[Dataset records]

▼

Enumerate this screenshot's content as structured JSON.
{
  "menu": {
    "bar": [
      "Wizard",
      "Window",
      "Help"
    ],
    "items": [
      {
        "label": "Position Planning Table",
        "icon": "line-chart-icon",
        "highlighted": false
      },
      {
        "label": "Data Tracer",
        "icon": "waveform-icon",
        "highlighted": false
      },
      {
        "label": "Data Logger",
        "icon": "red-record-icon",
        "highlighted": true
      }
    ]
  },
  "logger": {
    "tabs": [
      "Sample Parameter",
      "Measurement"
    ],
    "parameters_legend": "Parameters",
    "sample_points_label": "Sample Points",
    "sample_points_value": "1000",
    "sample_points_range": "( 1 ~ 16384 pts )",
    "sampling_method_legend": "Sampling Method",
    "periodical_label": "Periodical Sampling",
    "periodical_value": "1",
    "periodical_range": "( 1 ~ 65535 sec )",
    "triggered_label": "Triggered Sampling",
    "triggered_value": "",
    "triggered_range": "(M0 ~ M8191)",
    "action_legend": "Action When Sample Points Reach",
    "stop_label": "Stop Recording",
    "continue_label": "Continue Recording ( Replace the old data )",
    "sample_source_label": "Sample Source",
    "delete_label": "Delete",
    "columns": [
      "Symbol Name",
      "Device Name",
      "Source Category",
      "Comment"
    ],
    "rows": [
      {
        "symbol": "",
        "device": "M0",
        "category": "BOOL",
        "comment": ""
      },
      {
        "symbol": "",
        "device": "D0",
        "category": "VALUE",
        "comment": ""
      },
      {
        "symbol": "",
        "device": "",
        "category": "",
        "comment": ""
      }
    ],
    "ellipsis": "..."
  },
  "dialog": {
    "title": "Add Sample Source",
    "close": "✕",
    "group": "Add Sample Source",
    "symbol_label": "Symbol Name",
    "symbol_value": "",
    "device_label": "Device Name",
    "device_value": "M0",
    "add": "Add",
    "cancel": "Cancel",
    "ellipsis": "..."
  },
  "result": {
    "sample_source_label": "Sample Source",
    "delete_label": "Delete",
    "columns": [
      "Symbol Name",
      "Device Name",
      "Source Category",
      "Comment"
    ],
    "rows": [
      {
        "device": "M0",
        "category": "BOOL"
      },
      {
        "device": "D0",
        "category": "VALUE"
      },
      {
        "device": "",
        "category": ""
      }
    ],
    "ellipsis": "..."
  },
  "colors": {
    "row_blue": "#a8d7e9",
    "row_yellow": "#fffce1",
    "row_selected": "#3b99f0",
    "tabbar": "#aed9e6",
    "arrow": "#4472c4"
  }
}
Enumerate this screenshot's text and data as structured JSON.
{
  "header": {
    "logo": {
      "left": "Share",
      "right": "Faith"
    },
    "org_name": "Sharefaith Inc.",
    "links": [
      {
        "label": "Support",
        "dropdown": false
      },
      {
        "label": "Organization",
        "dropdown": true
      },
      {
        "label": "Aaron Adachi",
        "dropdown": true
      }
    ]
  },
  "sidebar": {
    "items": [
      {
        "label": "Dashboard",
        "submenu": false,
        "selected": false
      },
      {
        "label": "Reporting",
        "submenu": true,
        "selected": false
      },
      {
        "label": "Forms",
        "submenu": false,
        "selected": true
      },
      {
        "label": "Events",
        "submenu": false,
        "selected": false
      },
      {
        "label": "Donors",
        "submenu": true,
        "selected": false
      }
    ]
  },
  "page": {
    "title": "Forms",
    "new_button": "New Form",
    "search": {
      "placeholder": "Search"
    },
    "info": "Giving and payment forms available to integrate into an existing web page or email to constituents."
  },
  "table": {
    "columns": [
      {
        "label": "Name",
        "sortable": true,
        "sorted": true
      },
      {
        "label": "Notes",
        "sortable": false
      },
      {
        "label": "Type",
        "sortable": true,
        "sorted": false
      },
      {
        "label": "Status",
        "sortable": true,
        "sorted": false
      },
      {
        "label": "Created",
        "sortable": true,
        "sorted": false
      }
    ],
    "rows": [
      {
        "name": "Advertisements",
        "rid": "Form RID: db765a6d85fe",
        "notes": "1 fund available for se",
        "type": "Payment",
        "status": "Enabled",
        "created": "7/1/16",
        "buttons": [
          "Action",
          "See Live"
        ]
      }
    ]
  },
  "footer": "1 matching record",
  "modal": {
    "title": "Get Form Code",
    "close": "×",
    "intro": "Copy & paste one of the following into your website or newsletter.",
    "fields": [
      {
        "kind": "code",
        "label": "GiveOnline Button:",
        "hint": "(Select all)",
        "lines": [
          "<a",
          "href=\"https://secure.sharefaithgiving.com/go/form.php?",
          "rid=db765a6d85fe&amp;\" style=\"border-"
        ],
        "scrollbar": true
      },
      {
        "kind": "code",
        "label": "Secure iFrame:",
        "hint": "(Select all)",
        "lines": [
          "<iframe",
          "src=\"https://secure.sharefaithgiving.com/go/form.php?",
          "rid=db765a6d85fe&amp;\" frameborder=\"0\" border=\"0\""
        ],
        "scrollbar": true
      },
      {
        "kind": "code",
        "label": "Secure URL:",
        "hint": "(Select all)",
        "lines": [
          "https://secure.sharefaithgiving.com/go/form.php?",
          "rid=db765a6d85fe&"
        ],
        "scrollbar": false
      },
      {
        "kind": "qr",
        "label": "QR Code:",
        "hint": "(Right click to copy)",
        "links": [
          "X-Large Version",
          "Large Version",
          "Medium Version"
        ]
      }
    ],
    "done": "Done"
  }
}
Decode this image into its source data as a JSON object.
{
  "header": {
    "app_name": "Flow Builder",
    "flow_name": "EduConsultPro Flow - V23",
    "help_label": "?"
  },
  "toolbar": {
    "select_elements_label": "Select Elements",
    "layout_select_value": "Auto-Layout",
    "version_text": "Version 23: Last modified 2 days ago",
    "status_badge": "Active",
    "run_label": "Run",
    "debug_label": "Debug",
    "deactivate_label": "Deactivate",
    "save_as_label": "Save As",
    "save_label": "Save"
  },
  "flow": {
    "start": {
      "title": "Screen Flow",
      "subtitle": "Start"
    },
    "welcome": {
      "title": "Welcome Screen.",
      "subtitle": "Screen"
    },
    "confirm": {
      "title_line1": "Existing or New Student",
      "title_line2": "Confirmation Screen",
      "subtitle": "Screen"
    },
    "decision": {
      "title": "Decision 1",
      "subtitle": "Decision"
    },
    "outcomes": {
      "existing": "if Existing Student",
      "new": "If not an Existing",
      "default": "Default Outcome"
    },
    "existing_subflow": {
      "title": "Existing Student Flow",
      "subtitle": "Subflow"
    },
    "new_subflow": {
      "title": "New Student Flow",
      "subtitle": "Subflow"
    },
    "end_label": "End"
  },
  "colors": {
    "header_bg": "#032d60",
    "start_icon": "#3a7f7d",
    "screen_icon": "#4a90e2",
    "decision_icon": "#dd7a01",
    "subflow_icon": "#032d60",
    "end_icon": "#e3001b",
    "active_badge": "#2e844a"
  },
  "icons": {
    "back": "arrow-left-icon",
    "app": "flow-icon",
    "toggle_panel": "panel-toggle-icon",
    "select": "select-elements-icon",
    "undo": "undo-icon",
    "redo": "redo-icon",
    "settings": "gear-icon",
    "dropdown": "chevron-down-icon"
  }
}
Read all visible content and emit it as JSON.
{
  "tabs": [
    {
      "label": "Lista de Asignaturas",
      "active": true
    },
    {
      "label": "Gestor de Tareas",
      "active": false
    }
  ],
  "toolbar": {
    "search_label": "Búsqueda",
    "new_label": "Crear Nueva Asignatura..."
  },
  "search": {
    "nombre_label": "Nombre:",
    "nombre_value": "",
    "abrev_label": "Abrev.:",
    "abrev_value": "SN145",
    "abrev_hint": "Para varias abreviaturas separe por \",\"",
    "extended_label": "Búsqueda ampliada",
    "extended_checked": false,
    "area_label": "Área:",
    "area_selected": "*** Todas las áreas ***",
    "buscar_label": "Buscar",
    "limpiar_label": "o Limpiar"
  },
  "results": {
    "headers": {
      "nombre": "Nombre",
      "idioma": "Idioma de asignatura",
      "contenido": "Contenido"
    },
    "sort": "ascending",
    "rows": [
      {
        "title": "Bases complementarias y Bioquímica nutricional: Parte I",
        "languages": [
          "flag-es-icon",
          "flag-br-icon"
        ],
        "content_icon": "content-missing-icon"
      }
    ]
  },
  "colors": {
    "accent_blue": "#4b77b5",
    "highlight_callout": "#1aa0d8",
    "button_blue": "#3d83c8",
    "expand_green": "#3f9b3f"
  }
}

▲

▶ **Short task**: The lines to reproduce run from the one that contains "Read all visible content and emit it as JSON." through the last line above; copy them exactly.

▶ **Answer for this exercise**:
Read all visible content and emit it as JSON.
{
  "tabs": [
    {
      "label": "Lista de Asignaturas",
      "active": true
    },
    {
      "label": "Gestor de Tareas",
      "active": false
    }
  ],
  "toolbar": {
    "search_label": "Búsqueda",
    "new_label": "Crear Nueva Asignatura..."
  },
  "search": {
    "nombre_label": "Nombre:",
    "nombre_value": "",
    "abrev_label": "Abrev.:",
    "abrev_value": "SN145",
    "abrev_hint": "Para varias abreviaturas separe por \",\"",
    "extended_label": "Búsqueda ampliada",
    "extended_checked": false,
    "area_label": "Área:",
    "area_selected": "*** Todas las áreas ***",
    "buscar_label": "Buscar",
    "limpiar_label": "o Limpiar"
  },
  "results": {
    "headers": {
      "nombre": "Nombre",
      "idioma": "Idioma de asignatura",
      "contenido": "Contenido"
    },
    "sort": "ascending",
    "rows": [
      {
        "title": "Bases complementarias y Bioquímica nutricional: Parte I",
        "languages": [
          "flag-es-icon",
          "flag-br-icon"
        ],
        "content_icon": "content-missing-icon"
      }
    ]
  },
  "colors": {
    "accent_blue": "#4b77b5",
    "highlight_callout": "#1aa0d8",
    "button_blue": "#3d83c8",
    "expand_green": "#3f9b3f"
  }
}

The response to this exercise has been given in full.